§ **Task to complete**: Retype the listing that follows, exactly as written.

======== Records for the exercise

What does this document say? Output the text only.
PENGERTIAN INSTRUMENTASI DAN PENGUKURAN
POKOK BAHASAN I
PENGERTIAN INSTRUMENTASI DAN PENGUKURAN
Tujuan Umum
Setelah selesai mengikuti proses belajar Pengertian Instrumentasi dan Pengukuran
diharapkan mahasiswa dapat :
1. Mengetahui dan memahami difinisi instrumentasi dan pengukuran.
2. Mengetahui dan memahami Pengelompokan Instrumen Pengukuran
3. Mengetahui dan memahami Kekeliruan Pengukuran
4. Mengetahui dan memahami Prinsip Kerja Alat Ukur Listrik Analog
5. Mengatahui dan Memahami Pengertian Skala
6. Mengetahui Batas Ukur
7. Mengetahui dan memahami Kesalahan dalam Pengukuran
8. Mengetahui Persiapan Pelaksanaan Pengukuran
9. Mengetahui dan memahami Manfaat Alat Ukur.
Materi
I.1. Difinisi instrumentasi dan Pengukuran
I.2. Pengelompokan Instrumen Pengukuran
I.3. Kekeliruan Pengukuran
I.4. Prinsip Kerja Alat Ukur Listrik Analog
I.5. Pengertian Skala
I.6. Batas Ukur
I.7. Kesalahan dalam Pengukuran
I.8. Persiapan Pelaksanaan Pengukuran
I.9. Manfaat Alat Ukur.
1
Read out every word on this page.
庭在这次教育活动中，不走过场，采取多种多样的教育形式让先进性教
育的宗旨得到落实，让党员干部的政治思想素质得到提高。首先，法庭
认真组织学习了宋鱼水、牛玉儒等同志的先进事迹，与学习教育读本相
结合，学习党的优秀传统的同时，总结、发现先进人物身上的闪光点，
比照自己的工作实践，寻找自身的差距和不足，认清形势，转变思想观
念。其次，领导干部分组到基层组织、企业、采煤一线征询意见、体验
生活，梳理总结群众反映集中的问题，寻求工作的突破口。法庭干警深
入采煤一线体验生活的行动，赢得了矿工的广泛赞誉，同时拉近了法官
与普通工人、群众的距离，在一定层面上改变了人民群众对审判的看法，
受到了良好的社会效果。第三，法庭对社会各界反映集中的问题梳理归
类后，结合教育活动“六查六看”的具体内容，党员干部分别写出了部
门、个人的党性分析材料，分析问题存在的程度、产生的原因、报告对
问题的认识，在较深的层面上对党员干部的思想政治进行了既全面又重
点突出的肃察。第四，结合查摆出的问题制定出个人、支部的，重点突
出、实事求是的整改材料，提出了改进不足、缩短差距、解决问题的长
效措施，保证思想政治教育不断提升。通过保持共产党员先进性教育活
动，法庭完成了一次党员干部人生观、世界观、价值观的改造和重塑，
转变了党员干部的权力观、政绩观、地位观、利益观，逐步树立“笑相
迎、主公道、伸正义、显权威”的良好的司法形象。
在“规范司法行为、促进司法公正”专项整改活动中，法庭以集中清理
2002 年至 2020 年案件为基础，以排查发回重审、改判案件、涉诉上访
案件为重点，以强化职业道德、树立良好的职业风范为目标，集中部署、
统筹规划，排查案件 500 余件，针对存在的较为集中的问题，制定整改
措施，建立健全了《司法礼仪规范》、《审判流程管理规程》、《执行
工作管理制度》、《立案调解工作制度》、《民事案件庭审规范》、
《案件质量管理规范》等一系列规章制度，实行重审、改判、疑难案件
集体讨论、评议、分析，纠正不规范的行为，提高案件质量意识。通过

================

§ **Result of this exercise**:
What does this document say? Output the text only.
PENGERTIAN INSTRUMENTASI DAN PENGUKURAN
POKOK BAHASAN I
PENGERTIAN INSTRUMENTASI DAN PENGUKURAN
Tujuan Umum
Setelah selesai mengikuti proses belajar Pengertian Instrumentasi dan Pengukuran
diharapkan mahasiswa dapat :
1. Mengetahui dan memahami difinisi instrumentasi dan pengukuran.
2. Mengetahui dan memahami Pengelompokan Instrumen Pengukuran
3. Mengetahui dan memahami Kekeliruan Pengukuran
4. Mengetahui dan memahami Prinsip Kerja Alat Ukur Listrik Analog
5. Mengatahui dan Memahami Pengertian Skala
6. Mengetahui Batas Ukur
7. Mengetahui dan memahami Kesalahan dalam Pengukuran
8. Mengetahui Persiapan Pelaksanaan Pengukuran
9. Mengetahui dan memahami Manfaat Alat Ukur.
Materi
I.1. Difinisi instrumentasi dan Pengukuran
I.2. Pengelompokan Instrumen Pengukuran
I.3. Kekeliruan Pengukuran
I.4. Prinsip Kerja Alat Ukur Listrik Analog
I.5. Pengertian Skala
I.6. Batas Ukur
I.7. Kesalahan dalam Pengukuran
I.8. Persiapan Pelaksanaan Pengukuran
I.9. Manfaat Alat Ukur.
1
Read out every word on this page.
庭在这次教育活动中，不走过场，采取多种多样的教育形式让先进性教
育的宗旨得到落实，让党员干部的政治思想素质得到提高。首先，法庭
认真组织学习了宋鱼水、牛玉儒等同志的先进事迹，与学习教育读本相
结合，学习党的优秀传统的同时，总结、发现先进人物身上的闪光点，
比照自己的工作实践，寻找自身的差距和不足，认清形势，转变思想观
念。其次，领导干部分组到基层组织、企业、采煤一线征询意见、体验
生活，梳理总结群众反映集中的问题，寻求工作的突破口。法庭干警深
入采煤一线体验生活的行动，赢得了矿工的广泛赞誉，同时拉近了法官
与普通工人、群众的距离，在一定层面上改变了人民群众对审判的看法，
受到了良好的社会效果。第三，法庭对社会各界反映集中的问题梳理归
类后，结合教育活动“六查六看”的具体内容，党员干部分别写出了部
门、个人的党性分析材料，分析问题存在的程度、产生的原因、报告对
问题的认识，在较深的层面上对党员干部的思想政治进行了既全面又重
点突出的肃察。第四，结合查摆出的问题制定出个人、支部的，重点突
出、实事求是的整改材料，提出了改进不足、缩短差距、解决问题的长
效措施，保证思想政治教育不断提升。通过保持共产党员先进性教育活
动，法庭完成了一次党员干部人生观、世界观、价值观的改造和重塑，
转变了党员干部的权力观、政绩观、地位观、利益观，逐步树立“笑相
迎、主公道、伸正义、显权威”的良好的司法形象。
在“规范司法行为、促进司法公正”专项整改活动中，法庭以集中清理
2002 年至 2020 年案件为基础，以排查发回重审、改判案件、涉诉上访
案件为重点，以强化职业道德、树立良好的职业风范为目标，集中部署、
统筹规划，排查案件 500 余件，针对存在的较为集中的问题，制定整改
措施，建立健全了《司法礼仪规范》、《审判流程管理规程》、《执行
工作管理制度》、《立案调解工作制度》、《民事案件庭审规范》、
《案件质量管理规范》等一系列规章制度，实行重审、改判、疑难案件
集体讨论、评议、分析，纠正不规范的行为，提高案件质量意识。通过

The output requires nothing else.